OBJECTIVE:
Find the word "európai" in the material below and gather every line that contains it.

○ ○ ○ ○ ○ ○ ○

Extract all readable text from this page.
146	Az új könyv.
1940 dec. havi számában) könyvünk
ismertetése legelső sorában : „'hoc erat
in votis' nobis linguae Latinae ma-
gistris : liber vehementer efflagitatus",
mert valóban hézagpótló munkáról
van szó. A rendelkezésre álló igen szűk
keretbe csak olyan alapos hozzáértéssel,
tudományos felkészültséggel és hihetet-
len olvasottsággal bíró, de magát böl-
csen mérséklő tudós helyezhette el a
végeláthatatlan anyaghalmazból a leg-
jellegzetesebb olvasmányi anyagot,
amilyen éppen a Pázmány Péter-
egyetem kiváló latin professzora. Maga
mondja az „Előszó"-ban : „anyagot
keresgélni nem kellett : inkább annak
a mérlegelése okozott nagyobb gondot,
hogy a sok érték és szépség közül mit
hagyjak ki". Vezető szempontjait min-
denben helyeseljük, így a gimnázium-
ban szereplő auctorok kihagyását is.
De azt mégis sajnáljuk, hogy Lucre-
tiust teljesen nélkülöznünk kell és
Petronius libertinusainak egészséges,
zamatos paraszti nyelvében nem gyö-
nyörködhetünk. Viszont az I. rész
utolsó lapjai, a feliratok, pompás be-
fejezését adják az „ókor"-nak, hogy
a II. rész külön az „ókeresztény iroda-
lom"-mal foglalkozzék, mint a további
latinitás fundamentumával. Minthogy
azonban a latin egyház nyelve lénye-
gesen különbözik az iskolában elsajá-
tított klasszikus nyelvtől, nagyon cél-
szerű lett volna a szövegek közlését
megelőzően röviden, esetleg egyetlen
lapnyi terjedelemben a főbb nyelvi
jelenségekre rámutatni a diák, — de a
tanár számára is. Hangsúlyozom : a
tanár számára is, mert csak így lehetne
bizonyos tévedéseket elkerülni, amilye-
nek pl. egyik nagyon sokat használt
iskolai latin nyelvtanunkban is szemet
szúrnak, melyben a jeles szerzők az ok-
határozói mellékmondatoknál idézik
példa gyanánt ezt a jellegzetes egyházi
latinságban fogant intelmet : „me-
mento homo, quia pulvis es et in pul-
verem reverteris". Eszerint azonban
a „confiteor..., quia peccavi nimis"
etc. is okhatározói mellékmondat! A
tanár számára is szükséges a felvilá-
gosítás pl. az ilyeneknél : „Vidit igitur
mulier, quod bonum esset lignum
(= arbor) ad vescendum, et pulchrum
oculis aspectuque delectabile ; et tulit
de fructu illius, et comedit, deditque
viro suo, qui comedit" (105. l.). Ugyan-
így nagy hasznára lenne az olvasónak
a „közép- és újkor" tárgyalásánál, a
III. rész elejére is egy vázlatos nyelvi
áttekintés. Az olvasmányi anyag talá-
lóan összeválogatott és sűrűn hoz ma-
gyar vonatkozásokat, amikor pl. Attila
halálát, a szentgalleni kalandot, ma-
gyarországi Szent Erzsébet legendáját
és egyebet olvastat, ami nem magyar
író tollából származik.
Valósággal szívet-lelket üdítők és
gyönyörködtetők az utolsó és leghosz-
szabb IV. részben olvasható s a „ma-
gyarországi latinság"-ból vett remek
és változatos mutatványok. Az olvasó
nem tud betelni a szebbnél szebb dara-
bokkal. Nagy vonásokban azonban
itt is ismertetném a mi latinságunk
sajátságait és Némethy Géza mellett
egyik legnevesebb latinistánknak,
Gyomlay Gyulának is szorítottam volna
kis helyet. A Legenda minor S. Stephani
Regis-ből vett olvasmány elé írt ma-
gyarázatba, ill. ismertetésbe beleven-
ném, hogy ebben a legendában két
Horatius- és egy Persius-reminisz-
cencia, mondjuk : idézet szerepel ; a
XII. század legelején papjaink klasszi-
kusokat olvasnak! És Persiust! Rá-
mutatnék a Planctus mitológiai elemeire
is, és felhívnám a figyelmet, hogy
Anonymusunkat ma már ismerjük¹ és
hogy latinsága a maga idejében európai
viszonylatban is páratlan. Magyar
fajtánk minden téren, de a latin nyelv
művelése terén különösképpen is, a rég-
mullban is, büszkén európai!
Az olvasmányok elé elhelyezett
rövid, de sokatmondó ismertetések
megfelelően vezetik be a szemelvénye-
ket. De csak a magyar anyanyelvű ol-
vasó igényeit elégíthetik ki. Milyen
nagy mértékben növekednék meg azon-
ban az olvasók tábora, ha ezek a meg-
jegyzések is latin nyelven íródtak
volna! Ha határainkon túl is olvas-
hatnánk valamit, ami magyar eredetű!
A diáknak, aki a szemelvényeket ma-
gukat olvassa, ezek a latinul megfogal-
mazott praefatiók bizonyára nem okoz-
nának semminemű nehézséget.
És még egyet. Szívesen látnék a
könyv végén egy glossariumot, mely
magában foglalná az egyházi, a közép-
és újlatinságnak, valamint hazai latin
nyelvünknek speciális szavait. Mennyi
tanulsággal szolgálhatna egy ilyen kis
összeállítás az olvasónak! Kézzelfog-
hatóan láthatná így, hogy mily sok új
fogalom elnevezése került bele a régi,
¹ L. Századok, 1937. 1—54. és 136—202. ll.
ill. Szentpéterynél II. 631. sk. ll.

○ ○ ○ ○ ○ ○ ○

REPLY:
hogy latinsága a maga idejében európai
mullban is, büszkén európai!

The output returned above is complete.